● **THE EXERCISE**
Quote the records beneath, complete and exact. Leave out images.

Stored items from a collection
+++
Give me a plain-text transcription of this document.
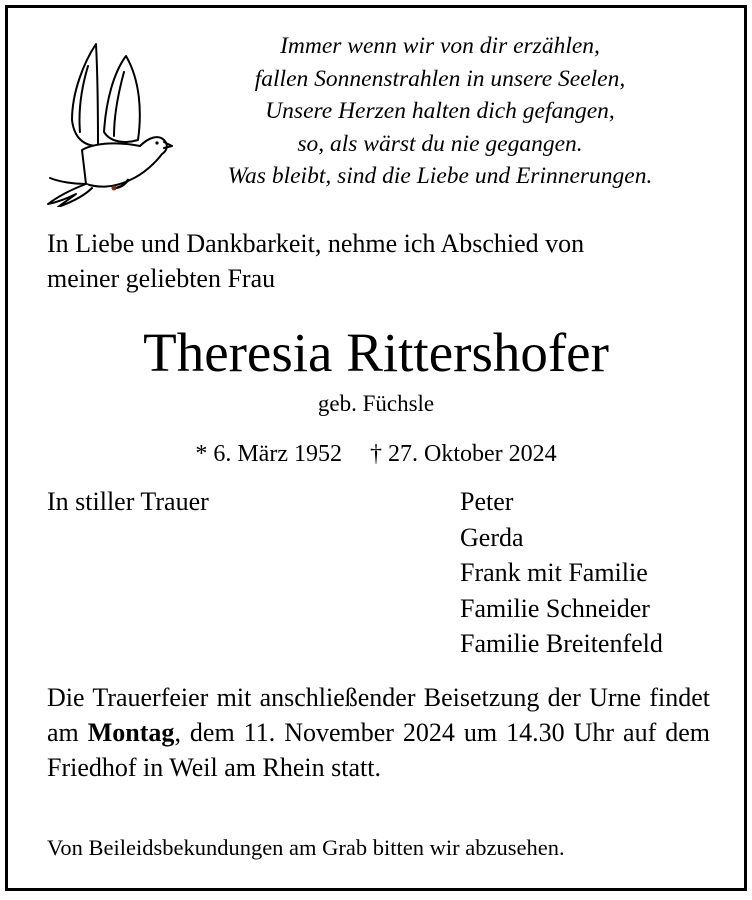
Immer wenn wir von dir erzählen,
fallen Sonnenstrahlen in unsere Seelen,
Unsere Herzen halten dich gefangen,
so, als wärst du nie gegangen.
Was bleibt, sind die Liebe und Erinnerungen.
In Liebe und Dankbarkeit, nehme ich Abschied von
meiner geliebten Frau
Theresia Rittershofer
geb. Füchsle
* 6. März 1952 † 27. Oktober 2024
In stiller Trauer	Peter
Gerda
Frank mit Familie
Familie Schneider
Familie Breitenfeld
Die Trauerfeier mit anschließender Beisetzung der Urne findet am Montag, dem 11. November 2024 um 14.30 Uhr auf dem Friedhof in Weil am Rhein statt.
Von Beileidsbekundungen am Grab bitten wir abzusehen.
+++
● **PROBLEM SOLUTION**
Give me a plain-text transcription of this document.
Immer wenn wir von dir erzählen,
fallen Sonnenstrahlen in unsere Seelen,
Unsere Herzen halten dich gefangen,
so, als wärst du nie gegangen.
Was bleibt, sind die Liebe und Erinnerungen.
In Liebe und Dankbarkeit, nehme ich Abschied von
meiner geliebten Frau
Theresia Rittershofer
geb. Füchsle
* 6. März 1952 † 27. Oktober 2024
In stiller Trauer	Peter
Gerda
Frank mit Familie
Familie Schneider
Familie Breitenfeld
Die Trauerfeier mit anschließender Beisetzung der Urne findet am Montag, dem 11. November 2024 um 14.30 Uhr auf dem Friedhof in Weil am Rhein statt.
Von Beileidsbekundungen am Grab bitten wir abzusehen.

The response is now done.